*What to work on:* Each entry should be copied as it stands, leaving the pictures behind.

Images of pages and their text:
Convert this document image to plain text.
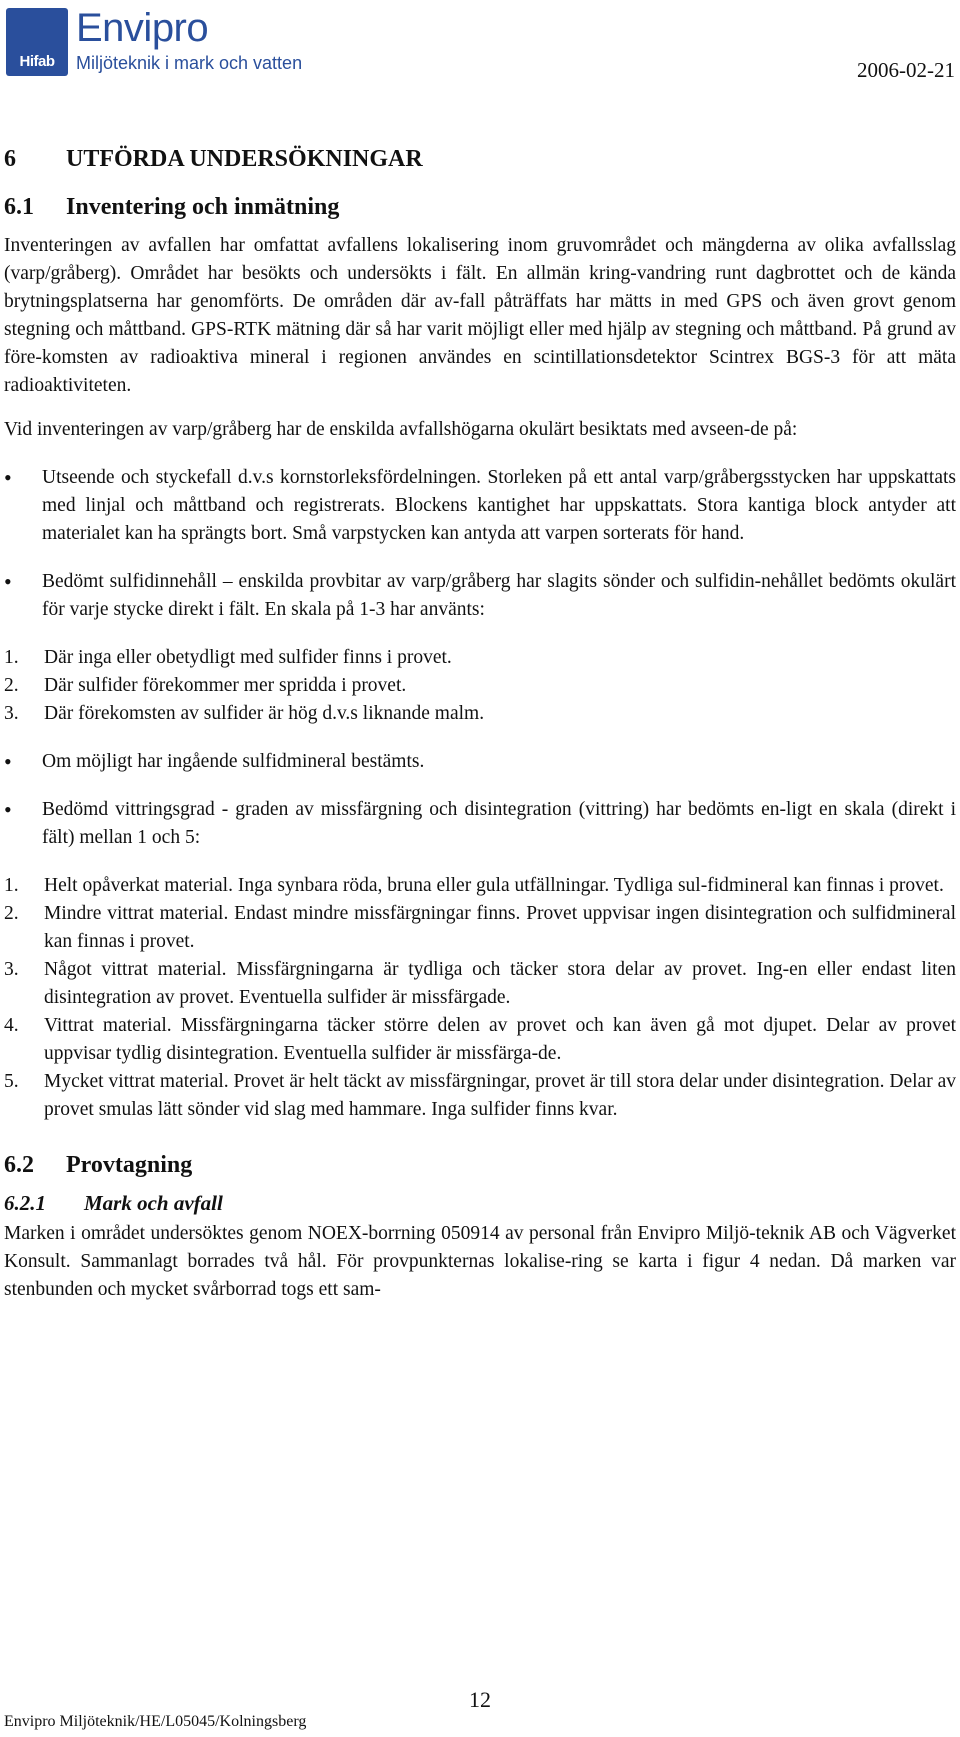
Hifab
Envipro
Miljöteknik i mark och vatten	2006-02-21
6 UTFÖRDA UNDERSÖKNINGAR
6.1 Inventering och inmätning

Inventeringen av avfallen har omfattat avfallens lokalisering inom gruvområdet och mängderna av olika avfallsslag (varp/gråberg). Området har besökts och undersökts i fält. En allmän kring-vandring runt dagbrottet och de kända brytningsplatserna har genomförts. De områden där av-fall påträffats har mätts in med GPS och även grovt genom stegning och måttband. GPS-RTK mätning där så har varit möjligt eller med hjälp av stegning och måttband. På grund av före-komsten av radioaktiva mineral i regionen användes en scintillationsdetektor Scintrex BGS-3 för att mäta radioaktiviteten.

Vid inventeringen av varp/gråberg har de enskilda avfallshögarna okulärt besiktats med avseen-de på:

• Utseende och styckefall d.v.s kornstorleksfördelningen. Storleken på ett antal varp/gråbergsstycken har uppskattats med linjal och måttband och registrerats. Blockens kantighet har uppskattats. Stora kantiga block antyder att materialet kan ha sprängts bort. Små varpstycken kan antyda att varpen sorterats för hand.
• Bedömt sulfidinnehåll – enskilda provbitar av varp/gråberg har slagits sönder och sulfidin-nehållet bedömts okulärt för varje stycke direkt i fält. En skala på 1-3 har använts:
1. Där inga eller obetydligt med sulfider finns i provet.
2. Där sulfider förekommer mer spridda i provet.
3. Där förekomsten av sulfider är hög d.v.s liknande malm.
• Om möjligt har ingående sulfidmineral bestämts.
• Bedömd vittringsgrad - graden av missfärgning och disintegration (vittring) har bedömts en-ligt en skala (direkt i fält) mellan 1 och 5:
1. Helt opåverkat material. Inga synbara röda, bruna eller gula utfällningar. Tydliga sul-fidmineral kan finnas i provet.
2. Mindre vittrat material. Endast mindre missfärgningar finns. Provet uppvisar ingen disintegration och sulfidmineral kan finnas i provet.
3. Något vittrat material. Missfärgningarna är tydliga och täcker stora delar av provet. Ing-en eller endast liten disintegration av provet. Eventuella sulfider är missfärgade.
4. Vittrat material. Missfärgningarna täcker större delen av provet och kan även gå mot djupet. Delar av provet uppvisar tydlig disintegration. Eventuella sulfider är missfärga-de.
5. Mycket vittrat material. Provet är helt täckt av missfärgningar, provet är till stora delar under disintegration. Delar av provet smulas lätt sönder vid slag med hammare. Inga sulfider finns kvar.
6.2 Provtagning
6.2.1 Mark och avfall

Marken i området undersöktes genom NOEX-borrning 050914 av personal från Envipro Miljö-teknik AB och Vägverket Konsult. Sammanlagt borrades två hål. För provpunkternas lokalise-ring se karta i figur 4 nedan. Då marken var stenbunden och mycket svårborrad togs ett sam-

12
Envipro Miljöteknik/HE/L05045/Kolningsberg
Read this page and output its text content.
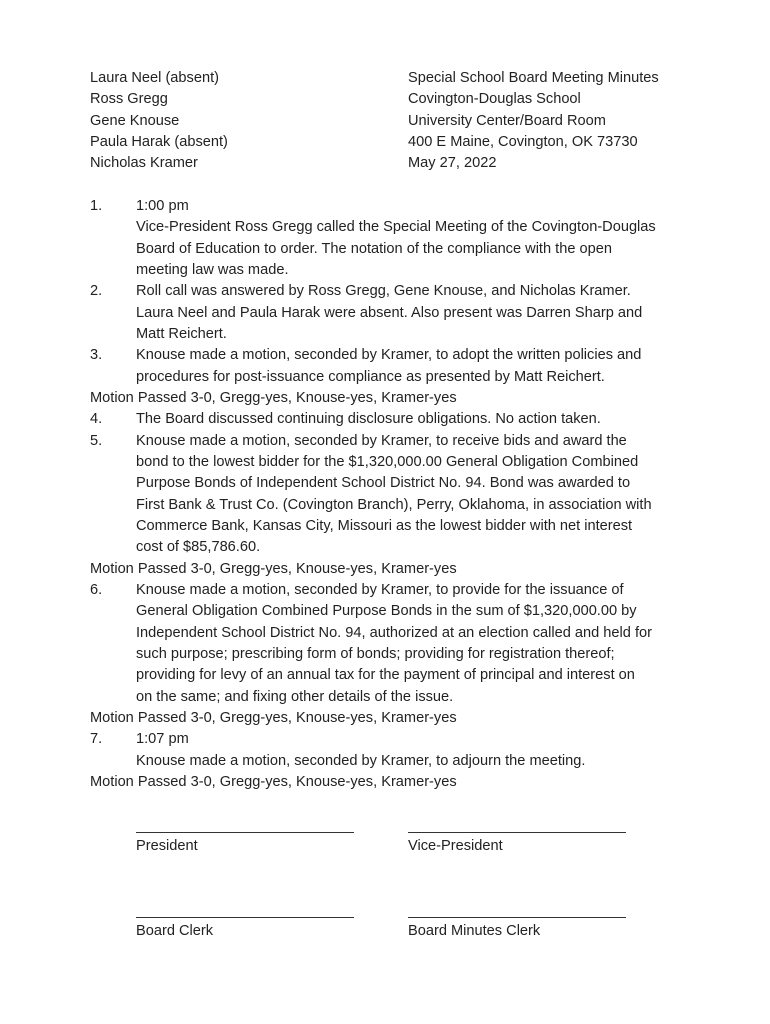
Laura Neel (absent)
Ross Gregg
Gene Knouse
Paula Harak (absent)
Nicholas Kramer
Special School Board Meeting Minutes
Covington-Douglas School
University Center/Board Room
400 E Maine, Covington, OK 73730
May 27, 2022
1. 1:00 pm
Vice-President Ross Gregg called the Special Meeting of the Covington-Douglas
Board of Education to order. The notation of the compliance with the open
meeting law was made.
2. Roll call was answered by Ross Gregg, Gene Knouse, and Nicholas Kramer.
Laura Neel and Paula Harak were absent. Also present was Darren Sharp and
Matt Reichert.
3. Knouse made a motion, seconded by Kramer, to adopt the written policies and
procedures for post-issuance compliance as presented by Matt Reichert.
Motion Passed 3-0, Gregg-yes, Knouse-yes, Kramer-yes
4. The Board discussed continuing disclosure obligations. No action taken.
5. Knouse made a motion, seconded by Kramer, to receive bids and award the
bond to the lowest bidder for the $1,320,000.00 General Obligation Combined
Purpose Bonds of Independent School District No. 94. Bond was awarded to
First Bank & Trust Co. (Covington Branch), Perry, Oklahoma, in association with
Commerce Bank, Kansas City, Missouri as the lowest bidder with net interest
cost of $85,786.60.
Motion Passed 3-0, Gregg-yes, Knouse-yes, Kramer-yes
6. Knouse made a motion, seconded by Kramer, to provide for the issuance of
General Obligation Combined Purpose Bonds in the sum of $1,320,000.00 by
Independent School District No. 94, authorized at an election called and held for
such purpose; prescribing form of bonds; providing for registration thereof;
providing for levy of an annual tax for the payment of principal and interest on
on the same; and fixing other details of the issue.
Motion Passed 3-0, Gregg-yes, Knouse-yes, Kramer-yes
7. 1:07 pm
Knouse made a motion, seconded by Kramer, to adjourn the meeting.
Motion Passed 3-0, Gregg-yes, Knouse-yes, Kramer-yes
President	Vice-President
Board Clerk	Board Minutes Clerk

*Solved problem:*
Convert this document image to plain text.
Hifab
Envipro
Miljöteknik i mark och vatten	2006-02-21
6 UTFÖRDA UNDERSÖKNINGAR
6.1 Inventering och inmätning

Inventeringen av avfallen har omfattat avfallens lokalisering inom gruvområdet och mängderna av olika avfallsslag (varp/gråberg). Området har besökts och undersökts i fält. En allmän kring-vandring runt dagbrottet och de kända brytningsplatserna har genomförts. De områden där av-fall påträffats har mätts in med GPS och även grovt genom stegning och måttband. GPS-RTK mätning där så har varit möjligt eller med hjälp av stegning och måttband. På grund av före-komsten av radioaktiva mineral i regionen användes en scintillationsdetektor Scintrex BGS-3 för att mäta radioaktiviteten.

Vid inventeringen av varp/gråberg har de enskilda avfallshögarna okulärt besiktats med avseen-de på:

• Utseende och styckefall d.v.s kornstorleksfördelningen. Storleken på ett antal varp/gråbergsstycken har uppskattats med linjal och måttband och registrerats. Blockens kantighet har uppskattats. Stora kantiga block antyder att materialet kan ha sprängts bort. Små varpstycken kan antyda att varpen sorterats för hand.
• Bedömt sulfidinnehåll – enskilda provbitar av varp/gråberg har slagits sönder och sulfidin-nehållet bedömts okulärt för varje stycke direkt i fält. En skala på 1-3 har använts:
1. Där inga eller obetydligt med sulfider finns i provet.
2. Där sulfider förekommer mer spridda i provet.
3. Där förekomsten av sulfider är hög d.v.s liknande malm.
• Om möjligt har ingående sulfidmineral bestämts.
• Bedömd vittringsgrad - graden av missfärgning och disintegration (vittring) har bedömts en-ligt en skala (direkt i fält) mellan 1 och 5:
1. Helt opåverkat material. Inga synbara röda, bruna eller gula utfällningar. Tydliga sul-fidmineral kan finnas i provet.
2. Mindre vittrat material. Endast mindre missfärgningar finns. Provet uppvisar ingen disintegration och sulfidmineral kan finnas i provet.
3. Något vittrat material. Missfärgningarna är tydliga och täcker stora delar av provet. Ing-en eller endast liten disintegration av provet. Eventuella sulfider är missfärgade.
4. Vittrat material. Missfärgningarna täcker större delen av provet och kan även gå mot djupet. Delar av provet uppvisar tydlig disintegration. Eventuella sulfider är missfärga-de.
5. Mycket vittrat material. Provet är helt täckt av missfärgningar, provet är till stora delar under disintegration. Delar av provet smulas lätt sönder vid slag med hammare. Inga sulfider finns kvar.
6.2 Provtagning
6.2.1 Mark och avfall

Marken i området undersöktes genom NOEX-borrning 050914 av personal från Envipro Miljö-teknik AB och Vägverket Konsult. Sammanlagt borrades två hål. För provpunkternas lokalise-ring se karta i figur 4 nedan. Då marken var stenbunden och mycket svårborrad togs ett sam-

12
Envipro Miljöteknik/HE/L05045/Kolningsberg
Read this page and output its text content.
Laura Neel (absent)
Ross Gregg
Gene Knouse
Paula Harak (absent)
Nicholas Kramer
Special School Board Meeting Minutes
Covington-Douglas School
University Center/Board Room
400 E Maine, Covington, OK 73730
May 27, 2022
1. 1:00 pm
Vice-President Ross Gregg called the Special Meeting of the Covington-Douglas
Board of Education to order. The notation of the compliance with the open
meeting law was made.
2. Roll call was answered by Ross Gregg, Gene Knouse, and Nicholas Kramer.
Laura Neel and Paula Harak were absent. Also present was Darren Sharp and
Matt Reichert.
3. Knouse made a motion, seconded by Kramer, to adopt the written policies and
procedures for post-issuance compliance as presented by Matt Reichert.
Motion Passed 3-0, Gregg-yes, Knouse-yes, Kramer-yes
4. The Board discussed continuing disclosure obligations. No action taken.
5. Knouse made a motion, seconded by Kramer, to receive bids and award the
bond to the lowest bidder for the $1,320,000.00 General Obligation Combined
Purpose Bonds of Independent School District No. 94. Bond was awarded to
First Bank & Trust Co. (Covington Branch), Perry, Oklahoma, in association with
Commerce Bank, Kansas City, Missouri as the lowest bidder with net interest
cost of $85,786.60.
Motion Passed 3-0, Gregg-yes, Knouse-yes, Kramer-yes
6. Knouse made a motion, seconded by Kramer, to provide for the issuance of
General Obligation Combined Purpose Bonds in the sum of $1,320,000.00 by
Independent School District No. 94, authorized at an election called and held for
such purpose; prescribing form of bonds; providing for registration thereof;
providing for levy of an annual tax for the payment of principal and interest on
on the same; and fixing other details of the issue.
Motion Passed 3-0, Gregg-yes, Knouse-yes, Kramer-yes
7. 1:07 pm
Knouse made a motion, seconded by Kramer, to adjourn the meeting.
Motion Passed 3-0, Gregg-yes, Knouse-yes, Kramer-yes
President	Vice-President
Board Clerk	Board Minutes Clerk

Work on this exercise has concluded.